* MATERIAL SHOWN
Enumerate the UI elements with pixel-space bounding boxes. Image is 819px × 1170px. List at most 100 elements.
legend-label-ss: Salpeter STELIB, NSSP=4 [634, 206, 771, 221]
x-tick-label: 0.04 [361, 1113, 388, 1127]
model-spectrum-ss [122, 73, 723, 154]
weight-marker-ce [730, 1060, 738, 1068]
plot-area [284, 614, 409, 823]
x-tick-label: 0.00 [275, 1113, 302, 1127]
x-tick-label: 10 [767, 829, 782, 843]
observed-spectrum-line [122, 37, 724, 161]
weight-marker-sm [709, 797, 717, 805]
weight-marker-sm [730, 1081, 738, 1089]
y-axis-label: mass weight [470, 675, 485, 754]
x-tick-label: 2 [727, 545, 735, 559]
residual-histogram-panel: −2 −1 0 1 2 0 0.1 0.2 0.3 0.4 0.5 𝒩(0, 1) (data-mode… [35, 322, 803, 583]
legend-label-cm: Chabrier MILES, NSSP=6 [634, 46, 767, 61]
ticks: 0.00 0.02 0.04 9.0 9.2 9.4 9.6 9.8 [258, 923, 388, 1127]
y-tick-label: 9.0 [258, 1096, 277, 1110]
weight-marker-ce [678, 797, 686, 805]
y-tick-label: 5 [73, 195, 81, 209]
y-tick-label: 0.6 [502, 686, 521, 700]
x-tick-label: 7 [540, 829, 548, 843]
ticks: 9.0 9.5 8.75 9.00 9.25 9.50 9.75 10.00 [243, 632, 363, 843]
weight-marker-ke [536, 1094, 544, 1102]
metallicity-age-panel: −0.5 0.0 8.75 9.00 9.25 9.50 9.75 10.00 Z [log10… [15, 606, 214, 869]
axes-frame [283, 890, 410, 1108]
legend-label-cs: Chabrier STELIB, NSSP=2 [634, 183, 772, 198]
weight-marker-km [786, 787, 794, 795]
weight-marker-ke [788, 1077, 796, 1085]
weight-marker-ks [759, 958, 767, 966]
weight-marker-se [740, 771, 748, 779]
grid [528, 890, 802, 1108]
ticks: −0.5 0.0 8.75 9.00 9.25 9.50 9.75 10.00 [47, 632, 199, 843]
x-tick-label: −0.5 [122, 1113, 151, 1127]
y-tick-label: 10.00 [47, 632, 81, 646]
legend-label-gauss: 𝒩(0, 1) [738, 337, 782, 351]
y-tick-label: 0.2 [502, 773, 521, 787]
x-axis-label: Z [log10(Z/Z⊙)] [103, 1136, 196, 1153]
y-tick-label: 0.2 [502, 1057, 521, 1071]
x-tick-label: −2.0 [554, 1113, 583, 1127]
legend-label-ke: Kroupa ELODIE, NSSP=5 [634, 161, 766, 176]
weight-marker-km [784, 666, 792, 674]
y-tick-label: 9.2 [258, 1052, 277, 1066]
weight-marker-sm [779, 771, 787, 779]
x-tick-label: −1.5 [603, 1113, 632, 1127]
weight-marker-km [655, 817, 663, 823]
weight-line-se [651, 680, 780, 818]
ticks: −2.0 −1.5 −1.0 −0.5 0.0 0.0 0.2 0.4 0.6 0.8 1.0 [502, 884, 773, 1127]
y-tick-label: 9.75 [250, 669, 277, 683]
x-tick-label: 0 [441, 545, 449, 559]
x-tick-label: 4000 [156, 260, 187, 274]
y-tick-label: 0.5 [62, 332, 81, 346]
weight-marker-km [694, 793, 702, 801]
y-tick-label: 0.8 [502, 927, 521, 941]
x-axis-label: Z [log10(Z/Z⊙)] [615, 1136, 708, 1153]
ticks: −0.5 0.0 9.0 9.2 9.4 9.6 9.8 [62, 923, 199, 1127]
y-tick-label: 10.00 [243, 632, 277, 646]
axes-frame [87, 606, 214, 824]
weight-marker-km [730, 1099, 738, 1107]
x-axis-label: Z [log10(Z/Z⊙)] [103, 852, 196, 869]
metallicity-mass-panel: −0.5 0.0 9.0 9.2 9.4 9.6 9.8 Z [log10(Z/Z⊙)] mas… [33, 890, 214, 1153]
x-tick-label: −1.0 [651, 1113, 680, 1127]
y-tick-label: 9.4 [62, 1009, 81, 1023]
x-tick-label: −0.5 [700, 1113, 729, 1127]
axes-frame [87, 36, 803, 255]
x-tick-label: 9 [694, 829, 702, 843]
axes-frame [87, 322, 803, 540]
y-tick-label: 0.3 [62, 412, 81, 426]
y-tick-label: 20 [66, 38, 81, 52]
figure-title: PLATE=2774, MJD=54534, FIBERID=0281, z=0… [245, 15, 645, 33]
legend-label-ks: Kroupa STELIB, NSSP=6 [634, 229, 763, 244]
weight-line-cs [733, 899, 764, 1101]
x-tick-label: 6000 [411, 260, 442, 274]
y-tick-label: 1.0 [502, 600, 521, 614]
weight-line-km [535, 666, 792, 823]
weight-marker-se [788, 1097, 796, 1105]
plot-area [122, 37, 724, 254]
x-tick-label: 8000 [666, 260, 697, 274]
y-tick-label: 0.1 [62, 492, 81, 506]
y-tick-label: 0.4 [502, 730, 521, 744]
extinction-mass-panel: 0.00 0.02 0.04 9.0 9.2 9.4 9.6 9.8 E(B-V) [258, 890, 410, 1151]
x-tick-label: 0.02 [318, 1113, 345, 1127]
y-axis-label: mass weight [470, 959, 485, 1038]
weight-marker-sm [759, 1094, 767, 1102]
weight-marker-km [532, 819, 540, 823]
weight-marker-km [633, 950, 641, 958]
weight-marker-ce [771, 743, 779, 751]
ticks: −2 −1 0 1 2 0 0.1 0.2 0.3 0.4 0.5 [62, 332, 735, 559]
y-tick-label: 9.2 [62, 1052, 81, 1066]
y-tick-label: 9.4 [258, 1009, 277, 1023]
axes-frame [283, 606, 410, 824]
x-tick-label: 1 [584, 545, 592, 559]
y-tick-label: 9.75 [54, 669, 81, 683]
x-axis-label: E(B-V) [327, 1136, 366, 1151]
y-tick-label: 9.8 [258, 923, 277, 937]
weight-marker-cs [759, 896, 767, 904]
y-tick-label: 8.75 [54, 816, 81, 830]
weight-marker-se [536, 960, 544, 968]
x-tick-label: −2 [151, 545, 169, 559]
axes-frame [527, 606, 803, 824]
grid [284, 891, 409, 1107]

* OBJECTIVE
Copy the entire listing above, line by line, without altering any character.

* RESPONSE FOR THIS EXERCISE
Enumerate the UI elements with pixel-space bounding boxes. Image is 819px × 1170px. List at most 100 elements.
legend-label-ss: Salpeter STELIB, NSSP=4 [634, 206, 771, 221]
x-tick-label: 0.04 [361, 1113, 388, 1127]
model-spectrum-ss [122, 73, 723, 154]
weight-marker-ce [730, 1060, 738, 1068]
plot-area [284, 614, 409, 823]
x-tick-label: 0.00 [275, 1113, 302, 1127]
x-tick-label: 10 [767, 829, 782, 843]
observed-spectrum-line [122, 37, 724, 161]
weight-marker-sm [709, 797, 717, 805]
weight-marker-sm [730, 1081, 738, 1089]
y-axis-label: mass weight [470, 675, 485, 754]
x-tick-label: 2 [727, 545, 735, 559]
residual-histogram-panel: −2 −1 0 1 2 0 0.1 0.2 0.3 0.4 0.5 𝒩(0, 1) (data-mode… [35, 322, 803, 583]
legend-label-cm: Chabrier MILES, NSSP=6 [634, 46, 767, 61]
ticks: 0.00 0.02 0.04 9.0 9.2 9.4 9.6 9.8 [258, 923, 388, 1127]
y-tick-label: 9.0 [258, 1096, 277, 1110]
weight-marker-ce [678, 797, 686, 805]
y-tick-label: 5 [73, 195, 81, 209]
y-tick-label: 0.6 [502, 686, 521, 700]
x-tick-label: 7 [540, 829, 548, 843]
ticks: 9.0 9.5 8.75 9.00 9.25 9.50 9.75 10.00 [243, 632, 363, 843]
weight-marker-ke [536, 1094, 544, 1102]
metallicity-age-panel: −0.5 0.0 8.75 9.00 9.25 9.50 9.75 10.00 Z [log10… [15, 606, 214, 869]
axes-frame [283, 890, 410, 1108]
legend-label-cs: Chabrier STELIB, NSSP=2 [634, 183, 772, 198]
weight-marker-km [786, 787, 794, 795]
weight-marker-ke [788, 1077, 796, 1085]
weight-marker-ks [759, 958, 767, 966]
weight-marker-se [740, 771, 748, 779]
grid [528, 890, 802, 1108]
ticks: −0.5 0.0 8.75 9.00 9.25 9.50 9.75 10.00 [47, 632, 199, 843]
x-tick-label: −0.5 [122, 1113, 151, 1127]
y-tick-label: 10.00 [47, 632, 81, 646]
legend-label-gauss: 𝒩(0, 1) [738, 337, 782, 351]
y-tick-label: 0.2 [502, 773, 521, 787]
x-axis-label: Z [log10(Z/Z⊙)] [103, 1136, 196, 1153]
y-tick-label: 0.2 [502, 1057, 521, 1071]
x-tick-label: −2.0 [554, 1113, 583, 1127]
legend-label-ke: Kroupa ELODIE, NSSP=5 [634, 161, 766, 176]
weight-marker-km [784, 666, 792, 674]
y-tick-label: 9.2 [258, 1052, 277, 1066]
weight-marker-sm [779, 771, 787, 779]
x-tick-label: −1.5 [603, 1113, 632, 1127]
weight-marker-km [655, 817, 663, 823]
weight-line-se [651, 680, 780, 818]
ticks: −2.0 −1.5 −1.0 −0.5 0.0 0.0 0.2 0.4 0.6 0.8 1.0 [502, 884, 773, 1127]
y-tick-label: 9.75 [250, 669, 277, 683]
x-tick-label: 0 [441, 545, 449, 559]
x-tick-label: 4000 [156, 260, 187, 274]
y-tick-label: 0.5 [62, 332, 81, 346]
weight-marker-km [694, 793, 702, 801]
y-tick-label: 0.8 [502, 927, 521, 941]
x-axis-label: Z [log10(Z/Z⊙)] [615, 1136, 708, 1153]
ticks: −0.5 0.0 9.0 9.2 9.4 9.6 9.8 [62, 923, 199, 1127]
y-tick-label: 10.00 [243, 632, 277, 646]
axes-frame [87, 606, 214, 824]
weight-marker-km [730, 1099, 738, 1107]
x-axis-label: Z [log10(Z/Z⊙)] [103, 852, 196, 869]
metallicity-mass-panel: −0.5 0.0 9.0 9.2 9.4 9.6 9.8 Z [log10(Z/Z⊙)] mas… [33, 890, 214, 1153]
x-tick-label: −1.0 [651, 1113, 680, 1127]
y-tick-label: 9.4 [62, 1009, 81, 1023]
x-tick-label: −0.5 [700, 1113, 729, 1127]
axes-frame [87, 36, 803, 255]
x-tick-label: 9 [694, 829, 702, 843]
axes-frame [87, 322, 803, 540]
y-tick-label: 0.3 [62, 412, 81, 426]
y-tick-label: 20 [66, 38, 81, 52]
figure-title: PLATE=2774, MJD=54534, FIBERID=0281, z=0… [245, 15, 645, 33]
legend-label-ks: Kroupa STELIB, NSSP=6 [634, 229, 763, 244]
weight-line-cs [733, 899, 764, 1101]
x-tick-label: 6000 [411, 260, 442, 274]
y-tick-label: 1.0 [502, 600, 521, 614]
weight-line-km [535, 666, 792, 823]
weight-marker-se [788, 1097, 796, 1105]
plot-area [122, 37, 724, 254]
x-tick-label: 8000 [666, 260, 697, 274]
y-tick-label: 0.1 [62, 492, 81, 506]
y-tick-label: 0.4 [502, 730, 521, 744]
extinction-mass-panel: 0.00 0.02 0.04 9.0 9.2 9.4 9.6 9.8 E(B-V) [258, 890, 410, 1151]
x-tick-label: 0.02 [318, 1113, 345, 1127]
y-axis-label: mass weight [470, 959, 485, 1038]
weight-marker-sm [759, 1094, 767, 1102]
weight-marker-km [532, 819, 540, 823]
weight-marker-km [633, 950, 641, 958]
weight-marker-ce [771, 743, 779, 751]
ticks: −2 −1 0 1 2 0 0.1 0.2 0.3 0.4 0.5 [62, 332, 735, 559]
y-tick-label: 9.2 [62, 1052, 81, 1066]
y-tick-label: 9.4 [258, 1009, 277, 1023]
axes-frame [283, 606, 410, 824]
x-tick-label: 1 [584, 545, 592, 559]
y-tick-label: 9.75 [54, 669, 81, 683]
x-axis-label: E(B-V) [327, 1136, 366, 1151]
y-tick-label: 9.8 [258, 923, 277, 937]
weight-marker-cs [759, 896, 767, 904]
y-tick-label: 8.75 [54, 816, 81, 830]
weight-marker-se [536, 960, 544, 968]
x-tick-label: −2 [151, 545, 169, 559]
axes-frame [527, 606, 803, 824]
grid [284, 891, 409, 1107]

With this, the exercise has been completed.